»»
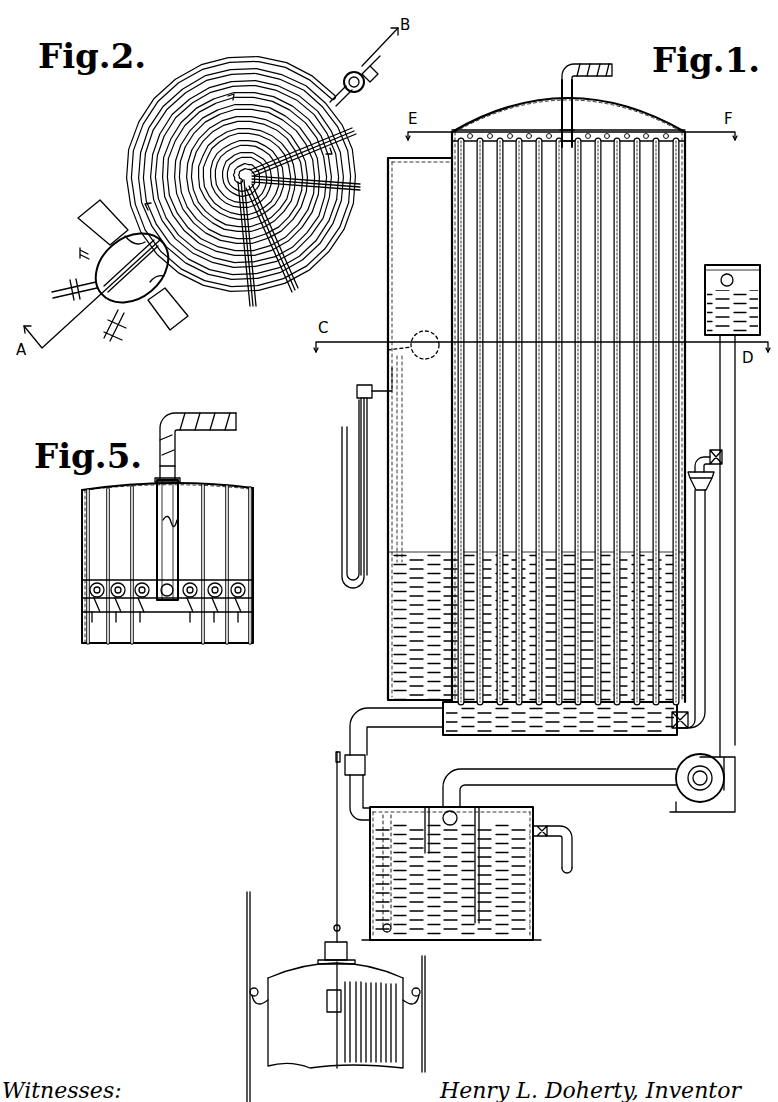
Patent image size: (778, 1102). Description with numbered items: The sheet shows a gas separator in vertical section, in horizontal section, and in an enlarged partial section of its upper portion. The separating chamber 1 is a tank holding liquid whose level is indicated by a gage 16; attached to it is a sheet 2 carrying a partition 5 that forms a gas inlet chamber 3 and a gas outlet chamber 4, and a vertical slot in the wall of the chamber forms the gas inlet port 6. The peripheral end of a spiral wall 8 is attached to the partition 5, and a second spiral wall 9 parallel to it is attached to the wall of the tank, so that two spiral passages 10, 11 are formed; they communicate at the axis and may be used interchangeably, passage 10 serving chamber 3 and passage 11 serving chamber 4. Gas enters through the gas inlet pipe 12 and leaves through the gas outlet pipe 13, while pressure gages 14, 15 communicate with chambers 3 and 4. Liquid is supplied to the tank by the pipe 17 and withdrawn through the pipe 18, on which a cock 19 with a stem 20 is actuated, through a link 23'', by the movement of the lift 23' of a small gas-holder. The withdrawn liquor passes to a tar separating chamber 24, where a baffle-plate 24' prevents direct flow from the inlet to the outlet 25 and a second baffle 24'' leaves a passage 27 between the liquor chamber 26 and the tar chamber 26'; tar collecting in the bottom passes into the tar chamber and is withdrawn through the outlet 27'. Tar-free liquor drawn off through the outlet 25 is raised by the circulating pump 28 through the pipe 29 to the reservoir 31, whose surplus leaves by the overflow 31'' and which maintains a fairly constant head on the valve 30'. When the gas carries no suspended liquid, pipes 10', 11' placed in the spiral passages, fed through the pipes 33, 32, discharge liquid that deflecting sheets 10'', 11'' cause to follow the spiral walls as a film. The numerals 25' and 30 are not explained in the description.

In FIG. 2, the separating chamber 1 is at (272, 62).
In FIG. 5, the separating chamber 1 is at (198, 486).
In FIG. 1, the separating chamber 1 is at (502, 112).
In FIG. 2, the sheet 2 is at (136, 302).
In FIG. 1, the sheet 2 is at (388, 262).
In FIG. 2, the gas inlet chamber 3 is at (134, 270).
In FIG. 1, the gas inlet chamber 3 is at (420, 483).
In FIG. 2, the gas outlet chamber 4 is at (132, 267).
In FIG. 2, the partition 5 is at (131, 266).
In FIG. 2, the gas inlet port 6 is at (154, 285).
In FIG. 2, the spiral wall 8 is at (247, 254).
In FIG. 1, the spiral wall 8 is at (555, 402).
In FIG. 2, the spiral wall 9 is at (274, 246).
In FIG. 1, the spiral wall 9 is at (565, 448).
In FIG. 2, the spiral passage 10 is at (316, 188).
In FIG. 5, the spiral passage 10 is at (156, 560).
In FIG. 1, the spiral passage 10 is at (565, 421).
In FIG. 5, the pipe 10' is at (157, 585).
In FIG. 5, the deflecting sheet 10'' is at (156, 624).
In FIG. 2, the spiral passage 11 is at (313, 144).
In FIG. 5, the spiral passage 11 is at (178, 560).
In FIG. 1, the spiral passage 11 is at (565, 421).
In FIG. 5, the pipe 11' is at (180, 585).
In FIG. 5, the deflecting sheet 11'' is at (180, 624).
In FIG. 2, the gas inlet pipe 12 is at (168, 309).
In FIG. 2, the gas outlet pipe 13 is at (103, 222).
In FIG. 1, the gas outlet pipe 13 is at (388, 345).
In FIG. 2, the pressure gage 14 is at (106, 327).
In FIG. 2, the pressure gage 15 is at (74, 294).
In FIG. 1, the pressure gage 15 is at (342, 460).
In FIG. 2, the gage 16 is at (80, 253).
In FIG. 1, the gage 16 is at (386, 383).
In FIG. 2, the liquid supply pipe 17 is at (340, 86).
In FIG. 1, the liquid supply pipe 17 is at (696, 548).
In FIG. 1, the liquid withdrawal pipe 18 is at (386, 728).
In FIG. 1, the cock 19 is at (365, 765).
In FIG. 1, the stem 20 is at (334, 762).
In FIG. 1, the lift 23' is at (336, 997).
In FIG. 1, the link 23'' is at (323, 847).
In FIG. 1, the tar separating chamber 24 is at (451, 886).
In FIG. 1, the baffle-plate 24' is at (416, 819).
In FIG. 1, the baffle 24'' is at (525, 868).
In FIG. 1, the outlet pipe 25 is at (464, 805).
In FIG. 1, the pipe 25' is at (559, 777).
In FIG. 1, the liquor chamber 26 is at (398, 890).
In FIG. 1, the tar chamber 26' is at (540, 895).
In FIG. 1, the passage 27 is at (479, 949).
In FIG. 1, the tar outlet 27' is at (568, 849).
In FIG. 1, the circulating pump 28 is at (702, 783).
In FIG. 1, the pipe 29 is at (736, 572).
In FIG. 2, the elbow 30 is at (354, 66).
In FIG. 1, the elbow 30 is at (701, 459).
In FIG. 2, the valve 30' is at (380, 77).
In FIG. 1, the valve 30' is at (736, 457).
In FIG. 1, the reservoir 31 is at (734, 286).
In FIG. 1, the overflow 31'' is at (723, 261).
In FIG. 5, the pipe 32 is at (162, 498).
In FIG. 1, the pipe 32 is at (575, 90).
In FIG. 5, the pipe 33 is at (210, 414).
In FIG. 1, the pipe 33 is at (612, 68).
««
»»
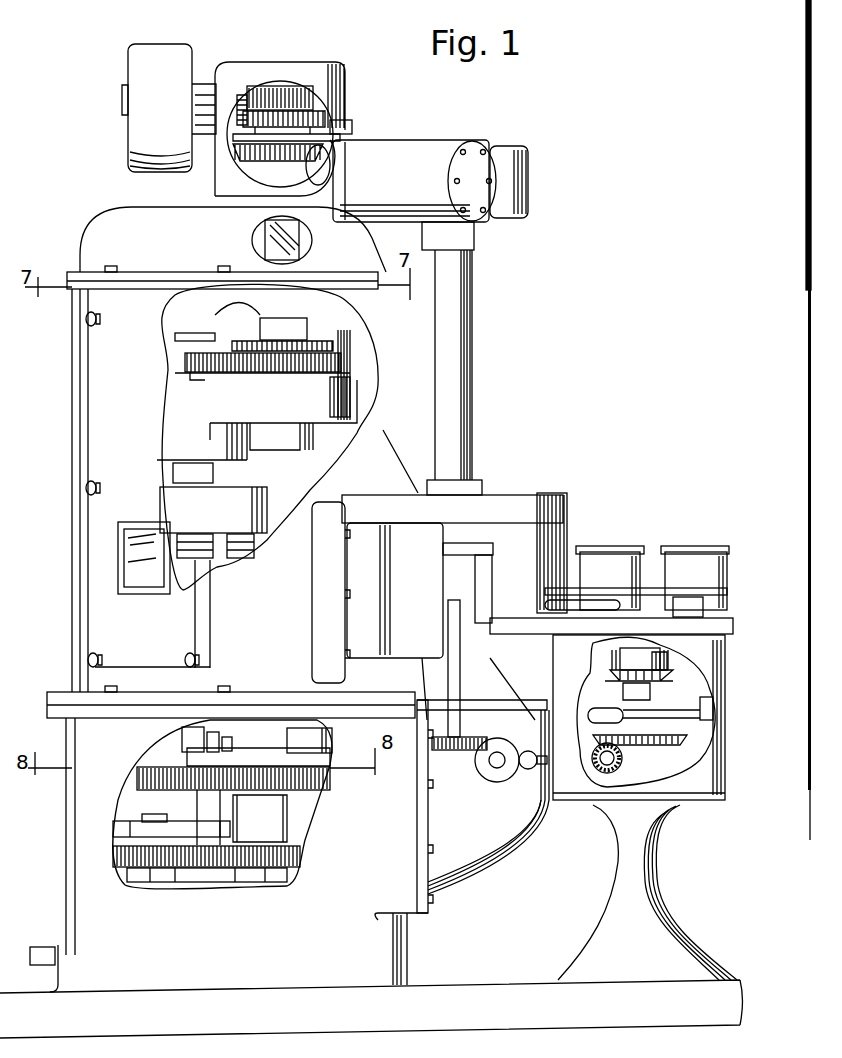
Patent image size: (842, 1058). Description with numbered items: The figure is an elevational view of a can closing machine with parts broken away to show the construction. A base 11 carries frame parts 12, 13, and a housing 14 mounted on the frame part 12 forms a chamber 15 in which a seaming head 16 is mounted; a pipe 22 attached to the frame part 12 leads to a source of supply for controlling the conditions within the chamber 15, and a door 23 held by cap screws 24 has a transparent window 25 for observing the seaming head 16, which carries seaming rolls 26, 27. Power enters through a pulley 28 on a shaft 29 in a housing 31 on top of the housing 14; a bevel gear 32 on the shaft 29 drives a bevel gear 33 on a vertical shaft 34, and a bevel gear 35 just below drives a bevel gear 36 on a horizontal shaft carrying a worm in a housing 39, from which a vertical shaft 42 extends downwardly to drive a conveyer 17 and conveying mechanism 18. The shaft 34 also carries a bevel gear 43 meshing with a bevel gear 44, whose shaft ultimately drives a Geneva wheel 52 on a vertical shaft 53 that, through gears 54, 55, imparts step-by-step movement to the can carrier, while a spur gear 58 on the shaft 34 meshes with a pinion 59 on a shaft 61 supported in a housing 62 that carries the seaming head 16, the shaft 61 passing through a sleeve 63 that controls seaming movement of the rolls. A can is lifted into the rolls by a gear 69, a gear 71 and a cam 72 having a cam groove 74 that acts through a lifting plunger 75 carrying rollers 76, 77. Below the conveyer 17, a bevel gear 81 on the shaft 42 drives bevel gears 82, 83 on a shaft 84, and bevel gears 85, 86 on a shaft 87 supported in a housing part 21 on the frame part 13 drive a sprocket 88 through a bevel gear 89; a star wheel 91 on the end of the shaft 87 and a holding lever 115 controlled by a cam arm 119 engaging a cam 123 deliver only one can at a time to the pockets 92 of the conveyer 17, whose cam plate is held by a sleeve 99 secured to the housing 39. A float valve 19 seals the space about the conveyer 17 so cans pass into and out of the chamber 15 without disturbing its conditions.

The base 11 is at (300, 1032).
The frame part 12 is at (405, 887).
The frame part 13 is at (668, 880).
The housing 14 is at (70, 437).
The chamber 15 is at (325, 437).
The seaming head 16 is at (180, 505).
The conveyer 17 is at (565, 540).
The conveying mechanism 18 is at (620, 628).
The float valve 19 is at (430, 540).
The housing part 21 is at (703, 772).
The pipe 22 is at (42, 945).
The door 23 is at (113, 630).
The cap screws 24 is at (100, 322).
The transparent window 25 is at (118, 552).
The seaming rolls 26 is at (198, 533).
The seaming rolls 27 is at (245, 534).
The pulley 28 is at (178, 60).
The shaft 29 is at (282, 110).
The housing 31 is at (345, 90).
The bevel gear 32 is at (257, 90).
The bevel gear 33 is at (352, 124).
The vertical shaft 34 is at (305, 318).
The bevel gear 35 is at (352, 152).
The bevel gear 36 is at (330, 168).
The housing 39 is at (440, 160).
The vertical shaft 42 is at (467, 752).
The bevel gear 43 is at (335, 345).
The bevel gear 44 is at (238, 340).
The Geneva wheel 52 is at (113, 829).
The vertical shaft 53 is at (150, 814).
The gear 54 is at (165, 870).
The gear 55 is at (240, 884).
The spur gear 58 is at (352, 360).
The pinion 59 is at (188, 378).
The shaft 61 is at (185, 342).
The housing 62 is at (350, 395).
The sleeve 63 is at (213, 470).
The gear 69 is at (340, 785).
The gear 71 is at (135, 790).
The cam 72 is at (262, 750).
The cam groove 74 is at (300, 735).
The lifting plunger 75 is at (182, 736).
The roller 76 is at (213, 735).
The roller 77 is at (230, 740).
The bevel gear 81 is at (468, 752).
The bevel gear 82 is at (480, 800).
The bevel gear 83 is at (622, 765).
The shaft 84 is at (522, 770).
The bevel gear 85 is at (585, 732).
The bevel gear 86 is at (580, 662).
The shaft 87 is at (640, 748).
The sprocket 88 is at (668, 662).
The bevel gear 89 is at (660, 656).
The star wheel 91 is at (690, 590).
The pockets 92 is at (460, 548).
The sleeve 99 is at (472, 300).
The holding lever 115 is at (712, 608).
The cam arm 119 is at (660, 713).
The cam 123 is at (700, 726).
««
»»
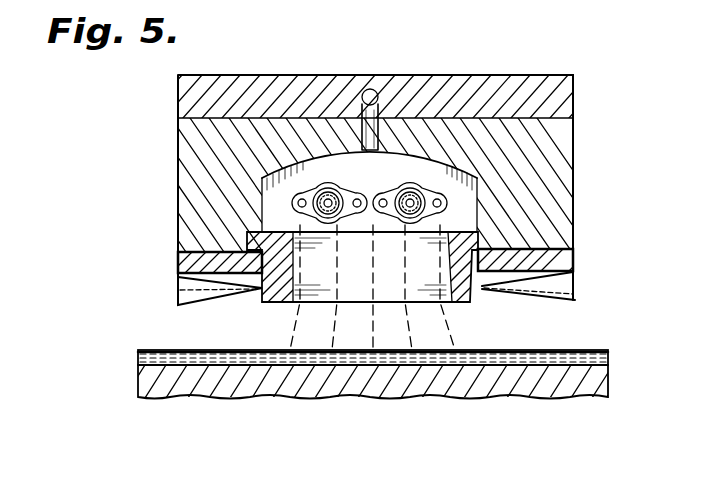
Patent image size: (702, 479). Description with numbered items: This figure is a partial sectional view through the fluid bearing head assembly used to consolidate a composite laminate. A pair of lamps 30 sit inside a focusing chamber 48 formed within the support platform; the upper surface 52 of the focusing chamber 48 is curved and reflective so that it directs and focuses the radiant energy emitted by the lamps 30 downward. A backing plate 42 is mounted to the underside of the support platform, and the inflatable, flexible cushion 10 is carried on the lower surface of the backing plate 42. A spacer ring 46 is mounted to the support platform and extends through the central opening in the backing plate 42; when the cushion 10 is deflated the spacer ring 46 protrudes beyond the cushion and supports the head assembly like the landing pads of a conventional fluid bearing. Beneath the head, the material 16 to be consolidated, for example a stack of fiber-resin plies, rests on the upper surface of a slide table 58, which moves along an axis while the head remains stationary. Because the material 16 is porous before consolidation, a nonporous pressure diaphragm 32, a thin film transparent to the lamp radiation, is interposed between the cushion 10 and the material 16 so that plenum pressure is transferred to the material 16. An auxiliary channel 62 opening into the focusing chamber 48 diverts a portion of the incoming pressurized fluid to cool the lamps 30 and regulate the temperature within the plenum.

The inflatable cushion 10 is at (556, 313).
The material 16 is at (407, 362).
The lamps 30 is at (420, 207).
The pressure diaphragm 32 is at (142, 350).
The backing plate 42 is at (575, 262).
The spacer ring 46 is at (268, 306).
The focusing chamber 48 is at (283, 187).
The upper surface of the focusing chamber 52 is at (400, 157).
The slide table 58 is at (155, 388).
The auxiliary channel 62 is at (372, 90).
««
TASK GOAL:
Can you render the rows from the one containing "Patent image size: (702, 479)." through the one containing "The material 16 is at (407, 362)." as a numbered list, omitting any blank ones?

COMPLETED EXERCISE:
1. Patent image size: (702, 479). Description with numbered items: This figure is a partial sectional view through the fluid bearing head assembly used to consolidate a composite laminate. A pair of lamps 30 sit inside a focusing chamber 48 formed within the support platform; the upper surface 52 of the focusing chamber 48 is curved and reflective so that it directs and focuses the radiant energy emitted by the lamps 30 downward. A backing plate 42 is mounted to the underside of the support platform, and the inflatable, flexible cushion 10 is carried on the lower surface of the backing plate 42. A spacer ring 46 is mounted to the support platform and extends through the central opening in the backing plate 42; when the cushion 10 is deflated the spacer ring 46 protrudes beyond the cushion and supports the head assembly like the landing pads of a conventional fluid bearing. Beneath the head, the material 16 to be consolidated, for example a stack of fiber-resin plies, rests on the upper surface of a slide table 58, which moves along an axis while the head remains stationary. Because the material 16 is porous before consolidation, a nonporous pressure diaphragm 32, a thin film transparent to the lamp radiation, is interposed between the cushion 10 and the material 16 so that plenum pressure is transferred to the material 16. An auxiliary channel 62 opening into the focusing chamber 48 diverts a portion of the incoming pressurized fluid to cool the lamps 30 and regulate the temperature within the plenum.
2. The inflatable cushion 10 is at (556, 313).
3. The material 16 is at (407, 362).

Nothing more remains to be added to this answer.